Stored data entries
◆ ◆ ◆ ◆
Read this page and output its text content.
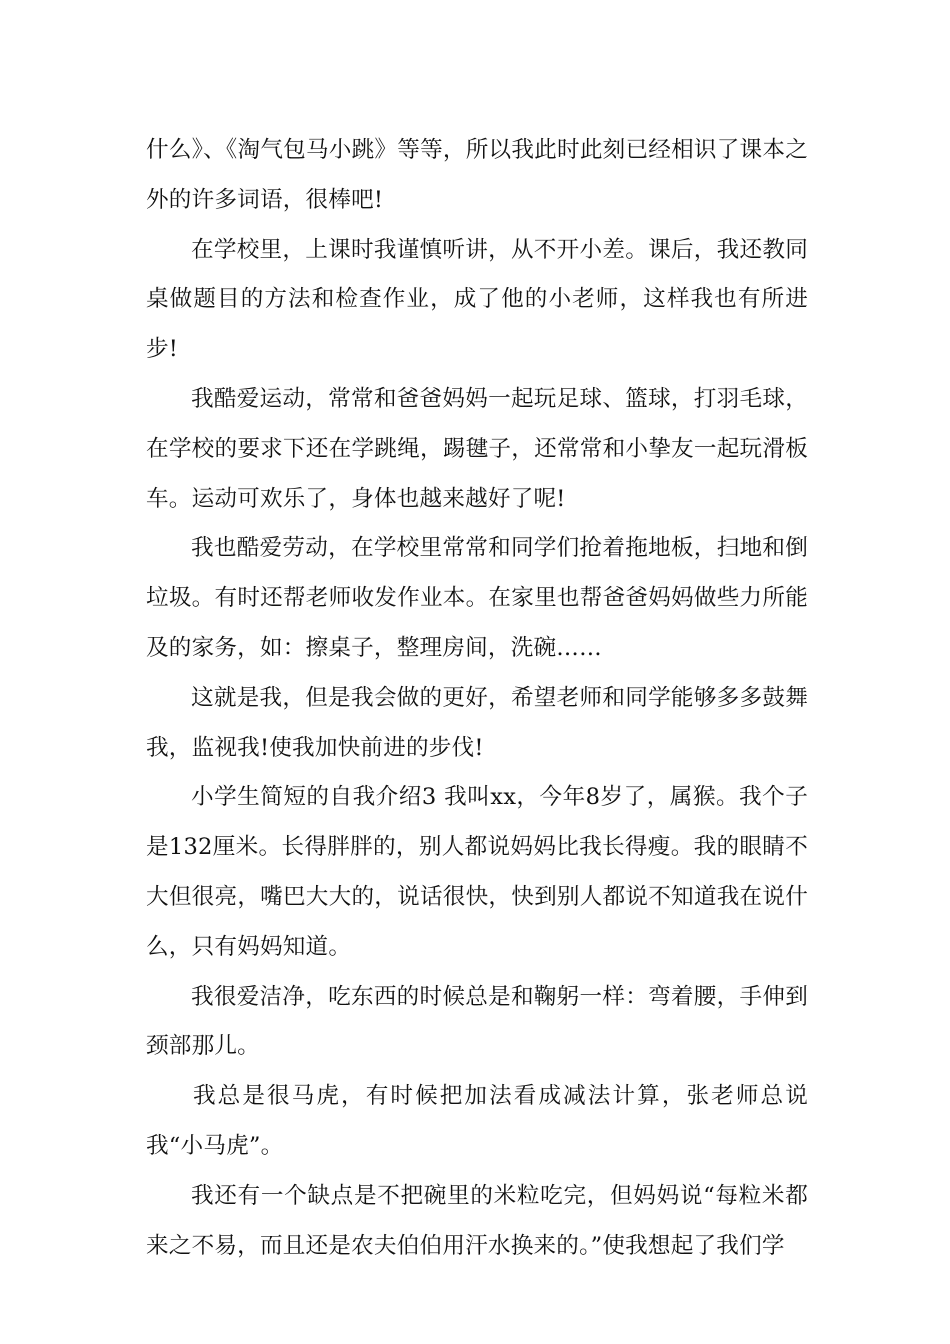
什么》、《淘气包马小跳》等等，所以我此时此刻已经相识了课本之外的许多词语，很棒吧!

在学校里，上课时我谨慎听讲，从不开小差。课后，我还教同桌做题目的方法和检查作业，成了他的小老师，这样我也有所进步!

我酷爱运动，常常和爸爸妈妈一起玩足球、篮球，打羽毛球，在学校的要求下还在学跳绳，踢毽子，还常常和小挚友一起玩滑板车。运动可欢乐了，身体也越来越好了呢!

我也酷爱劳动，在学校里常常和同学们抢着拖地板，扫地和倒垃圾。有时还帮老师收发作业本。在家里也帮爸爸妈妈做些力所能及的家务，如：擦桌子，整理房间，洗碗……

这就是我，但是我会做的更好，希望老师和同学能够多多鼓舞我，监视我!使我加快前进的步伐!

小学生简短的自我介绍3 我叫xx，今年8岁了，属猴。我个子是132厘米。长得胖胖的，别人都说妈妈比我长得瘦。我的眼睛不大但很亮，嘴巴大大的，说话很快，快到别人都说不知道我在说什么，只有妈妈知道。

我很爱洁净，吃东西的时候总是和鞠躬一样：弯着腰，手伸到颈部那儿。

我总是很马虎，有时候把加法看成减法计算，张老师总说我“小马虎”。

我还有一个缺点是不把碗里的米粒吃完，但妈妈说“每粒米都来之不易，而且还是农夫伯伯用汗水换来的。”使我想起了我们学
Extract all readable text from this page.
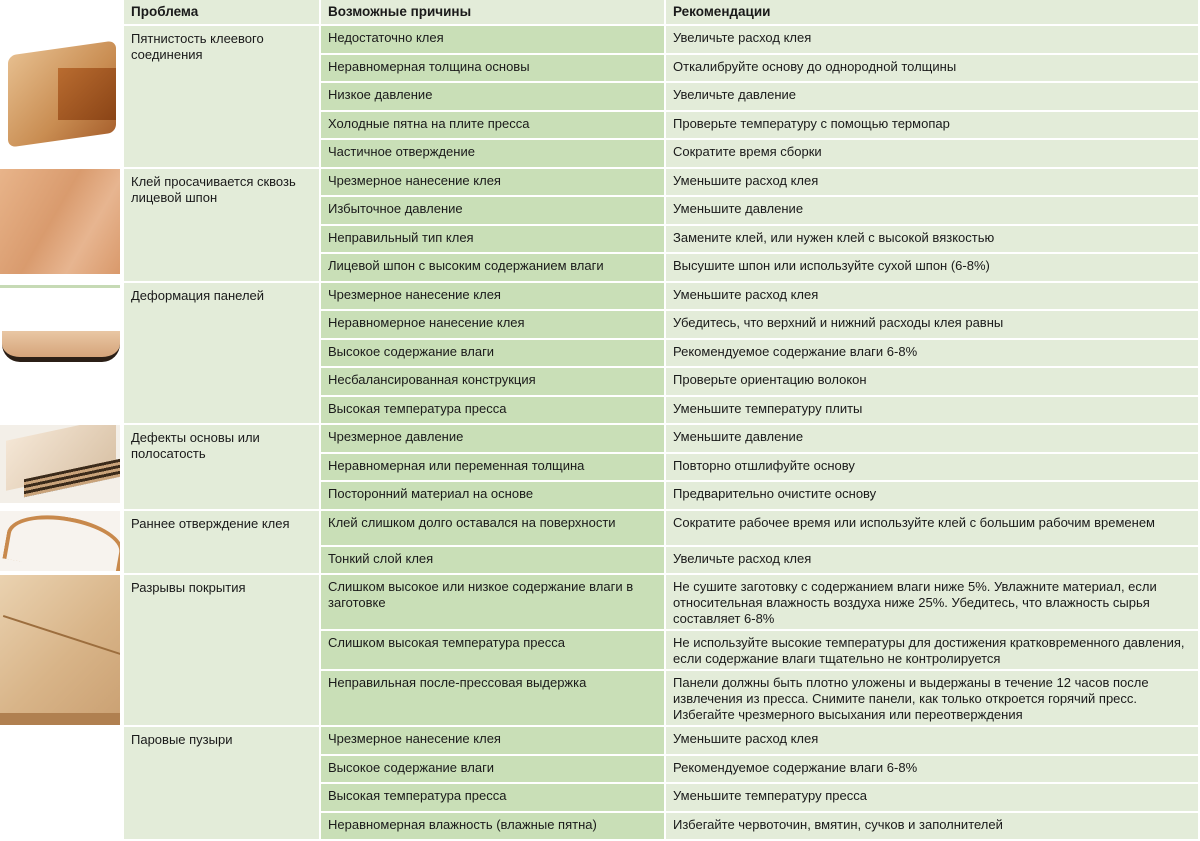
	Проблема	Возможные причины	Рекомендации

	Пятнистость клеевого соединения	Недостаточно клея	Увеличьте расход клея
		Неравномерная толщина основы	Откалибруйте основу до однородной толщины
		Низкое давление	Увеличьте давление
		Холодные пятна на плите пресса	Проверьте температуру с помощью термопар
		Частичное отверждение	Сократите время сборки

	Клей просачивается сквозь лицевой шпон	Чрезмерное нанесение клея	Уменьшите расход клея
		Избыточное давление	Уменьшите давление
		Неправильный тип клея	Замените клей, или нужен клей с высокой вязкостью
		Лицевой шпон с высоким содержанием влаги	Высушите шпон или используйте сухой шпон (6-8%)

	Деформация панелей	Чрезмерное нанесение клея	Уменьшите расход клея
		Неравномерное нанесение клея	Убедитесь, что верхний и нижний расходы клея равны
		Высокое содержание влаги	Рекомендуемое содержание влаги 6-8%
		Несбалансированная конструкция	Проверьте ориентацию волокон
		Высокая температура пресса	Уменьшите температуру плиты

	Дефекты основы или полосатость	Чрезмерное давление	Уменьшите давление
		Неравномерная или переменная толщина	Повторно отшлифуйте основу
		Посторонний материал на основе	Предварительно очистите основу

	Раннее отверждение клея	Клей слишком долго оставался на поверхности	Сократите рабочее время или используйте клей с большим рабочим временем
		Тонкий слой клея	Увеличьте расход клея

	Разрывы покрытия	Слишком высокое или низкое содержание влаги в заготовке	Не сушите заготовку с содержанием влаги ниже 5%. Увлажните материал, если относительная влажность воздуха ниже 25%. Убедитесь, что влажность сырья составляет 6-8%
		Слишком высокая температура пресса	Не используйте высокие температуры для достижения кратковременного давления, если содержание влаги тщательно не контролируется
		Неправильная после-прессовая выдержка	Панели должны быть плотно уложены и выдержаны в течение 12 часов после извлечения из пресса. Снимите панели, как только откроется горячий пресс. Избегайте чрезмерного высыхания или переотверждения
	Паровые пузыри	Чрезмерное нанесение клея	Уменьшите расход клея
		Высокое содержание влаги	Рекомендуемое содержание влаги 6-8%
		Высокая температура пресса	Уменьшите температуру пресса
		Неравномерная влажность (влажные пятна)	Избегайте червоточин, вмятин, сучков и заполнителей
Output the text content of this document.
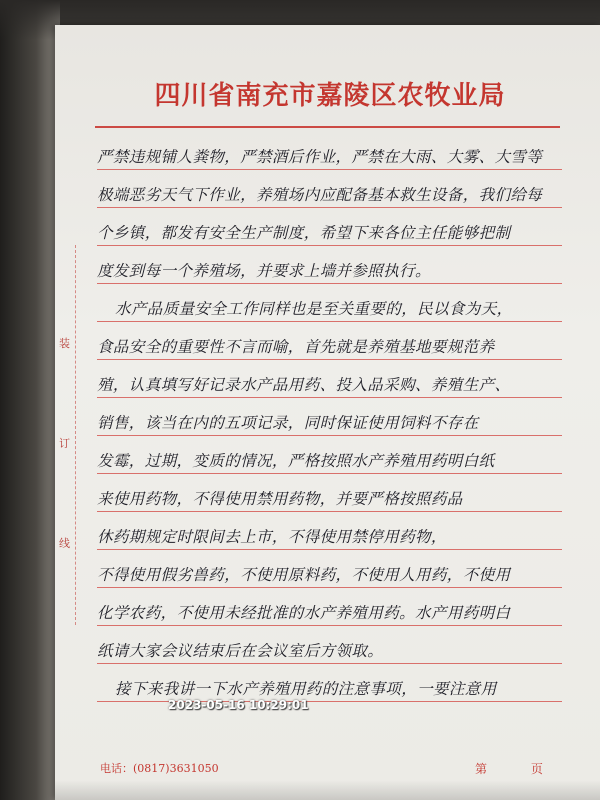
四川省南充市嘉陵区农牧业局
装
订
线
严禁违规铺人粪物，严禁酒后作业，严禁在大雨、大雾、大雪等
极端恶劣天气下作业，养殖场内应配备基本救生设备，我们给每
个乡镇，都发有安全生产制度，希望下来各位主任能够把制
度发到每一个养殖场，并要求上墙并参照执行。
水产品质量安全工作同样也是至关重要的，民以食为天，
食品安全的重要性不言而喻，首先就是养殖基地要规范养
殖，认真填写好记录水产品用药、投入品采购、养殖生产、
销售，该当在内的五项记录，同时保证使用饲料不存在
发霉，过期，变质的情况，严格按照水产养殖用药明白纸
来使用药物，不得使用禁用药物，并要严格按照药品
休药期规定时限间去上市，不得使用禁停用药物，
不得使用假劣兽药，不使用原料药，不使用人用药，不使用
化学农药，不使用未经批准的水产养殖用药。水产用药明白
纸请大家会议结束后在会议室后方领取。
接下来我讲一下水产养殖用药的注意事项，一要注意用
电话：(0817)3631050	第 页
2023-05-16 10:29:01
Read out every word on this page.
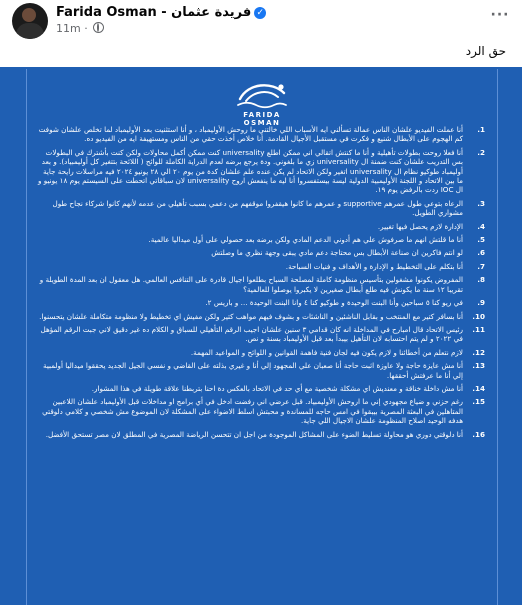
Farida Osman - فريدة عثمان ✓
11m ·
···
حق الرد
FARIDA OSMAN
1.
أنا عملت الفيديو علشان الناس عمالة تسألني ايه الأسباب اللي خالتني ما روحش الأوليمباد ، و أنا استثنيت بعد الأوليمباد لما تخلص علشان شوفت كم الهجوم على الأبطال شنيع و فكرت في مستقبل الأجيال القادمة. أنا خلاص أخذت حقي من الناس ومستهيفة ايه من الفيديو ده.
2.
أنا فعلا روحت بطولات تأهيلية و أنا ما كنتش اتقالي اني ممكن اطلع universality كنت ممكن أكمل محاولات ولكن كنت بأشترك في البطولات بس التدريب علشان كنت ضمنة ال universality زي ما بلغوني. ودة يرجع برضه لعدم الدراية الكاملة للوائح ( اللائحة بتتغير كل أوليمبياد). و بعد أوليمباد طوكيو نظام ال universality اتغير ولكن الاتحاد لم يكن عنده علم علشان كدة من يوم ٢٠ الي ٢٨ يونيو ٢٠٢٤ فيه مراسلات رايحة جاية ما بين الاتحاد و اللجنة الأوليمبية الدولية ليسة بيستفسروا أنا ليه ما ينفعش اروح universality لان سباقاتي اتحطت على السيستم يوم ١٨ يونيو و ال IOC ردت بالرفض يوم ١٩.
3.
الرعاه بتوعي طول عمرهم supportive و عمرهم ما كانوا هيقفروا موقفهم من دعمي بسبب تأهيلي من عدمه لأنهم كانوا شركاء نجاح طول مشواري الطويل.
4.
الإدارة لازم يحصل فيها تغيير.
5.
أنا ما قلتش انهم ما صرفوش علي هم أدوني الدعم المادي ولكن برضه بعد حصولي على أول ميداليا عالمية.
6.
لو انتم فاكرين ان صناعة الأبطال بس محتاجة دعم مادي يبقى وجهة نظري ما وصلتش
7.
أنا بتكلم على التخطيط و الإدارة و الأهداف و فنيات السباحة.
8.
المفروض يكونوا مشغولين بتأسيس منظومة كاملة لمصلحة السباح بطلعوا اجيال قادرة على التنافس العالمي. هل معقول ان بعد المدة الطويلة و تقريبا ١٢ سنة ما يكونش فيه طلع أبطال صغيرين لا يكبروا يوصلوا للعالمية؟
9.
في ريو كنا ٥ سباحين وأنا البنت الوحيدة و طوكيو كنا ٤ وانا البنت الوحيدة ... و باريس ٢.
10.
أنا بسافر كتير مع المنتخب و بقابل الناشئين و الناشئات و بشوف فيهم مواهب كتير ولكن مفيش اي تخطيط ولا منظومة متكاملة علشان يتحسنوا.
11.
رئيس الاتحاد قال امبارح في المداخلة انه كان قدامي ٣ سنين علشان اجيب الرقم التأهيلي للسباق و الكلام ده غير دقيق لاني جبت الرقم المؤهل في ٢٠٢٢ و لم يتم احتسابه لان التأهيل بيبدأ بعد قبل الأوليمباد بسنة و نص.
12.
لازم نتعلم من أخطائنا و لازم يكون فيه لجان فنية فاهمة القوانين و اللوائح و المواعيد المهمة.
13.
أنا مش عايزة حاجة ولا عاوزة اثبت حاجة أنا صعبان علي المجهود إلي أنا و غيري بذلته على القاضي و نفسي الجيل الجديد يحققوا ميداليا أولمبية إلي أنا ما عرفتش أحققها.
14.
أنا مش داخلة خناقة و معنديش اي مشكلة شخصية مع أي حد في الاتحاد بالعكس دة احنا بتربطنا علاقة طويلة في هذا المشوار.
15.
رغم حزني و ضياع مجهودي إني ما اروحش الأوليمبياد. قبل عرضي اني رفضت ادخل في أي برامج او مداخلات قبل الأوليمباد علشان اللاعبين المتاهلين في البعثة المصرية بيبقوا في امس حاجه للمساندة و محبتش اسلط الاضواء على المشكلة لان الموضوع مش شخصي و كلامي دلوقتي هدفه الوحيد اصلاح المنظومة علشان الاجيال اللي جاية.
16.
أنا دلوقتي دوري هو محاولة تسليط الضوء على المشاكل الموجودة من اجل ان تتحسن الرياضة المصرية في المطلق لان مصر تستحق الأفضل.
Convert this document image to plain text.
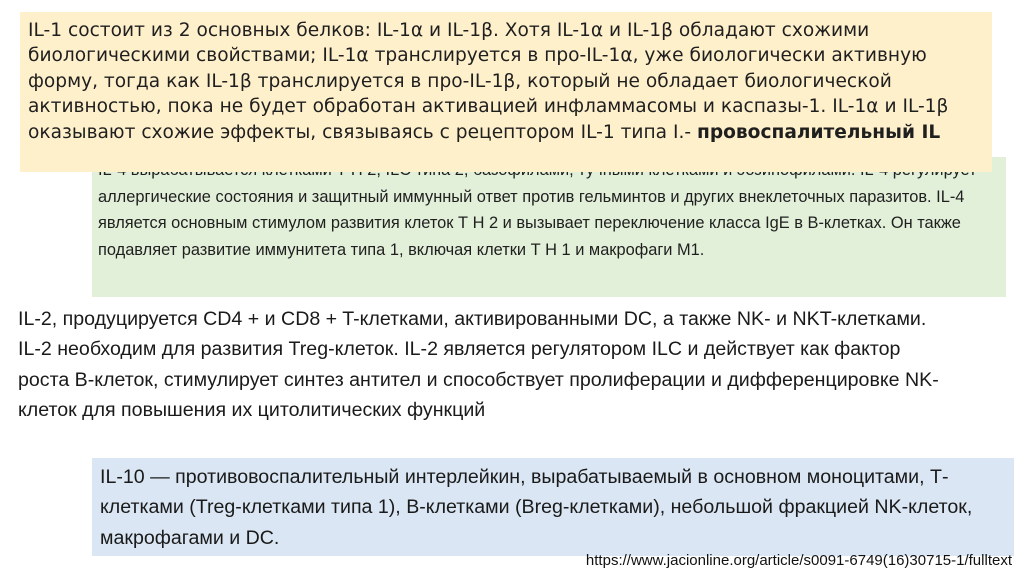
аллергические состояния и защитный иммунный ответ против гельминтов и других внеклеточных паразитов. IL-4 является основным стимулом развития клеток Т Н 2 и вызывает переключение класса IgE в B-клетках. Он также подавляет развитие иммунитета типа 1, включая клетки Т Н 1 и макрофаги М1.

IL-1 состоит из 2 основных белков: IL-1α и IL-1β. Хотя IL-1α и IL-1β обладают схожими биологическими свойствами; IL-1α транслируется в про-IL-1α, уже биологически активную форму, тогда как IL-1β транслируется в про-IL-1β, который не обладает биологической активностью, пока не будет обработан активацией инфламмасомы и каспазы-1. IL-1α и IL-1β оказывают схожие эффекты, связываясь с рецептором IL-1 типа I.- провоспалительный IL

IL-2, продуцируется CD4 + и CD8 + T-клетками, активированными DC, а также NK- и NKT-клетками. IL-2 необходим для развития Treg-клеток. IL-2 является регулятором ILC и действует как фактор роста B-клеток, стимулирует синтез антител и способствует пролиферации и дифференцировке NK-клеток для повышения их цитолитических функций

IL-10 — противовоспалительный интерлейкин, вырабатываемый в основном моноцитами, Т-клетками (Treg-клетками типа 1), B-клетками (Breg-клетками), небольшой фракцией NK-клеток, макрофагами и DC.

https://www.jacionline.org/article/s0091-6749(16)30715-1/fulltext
◆ ◆ ◆ ◆
=== What the exercise asks ===
Return each line that includes "لازم".

=== Complete response ===
الإدارة لازم يحصل فيها تغيير.
لازم نتعلم من أخطائنا و لازم يكون فيه لجان فنية فاهمة القوانين و اللوائح و المواعيد المهمة.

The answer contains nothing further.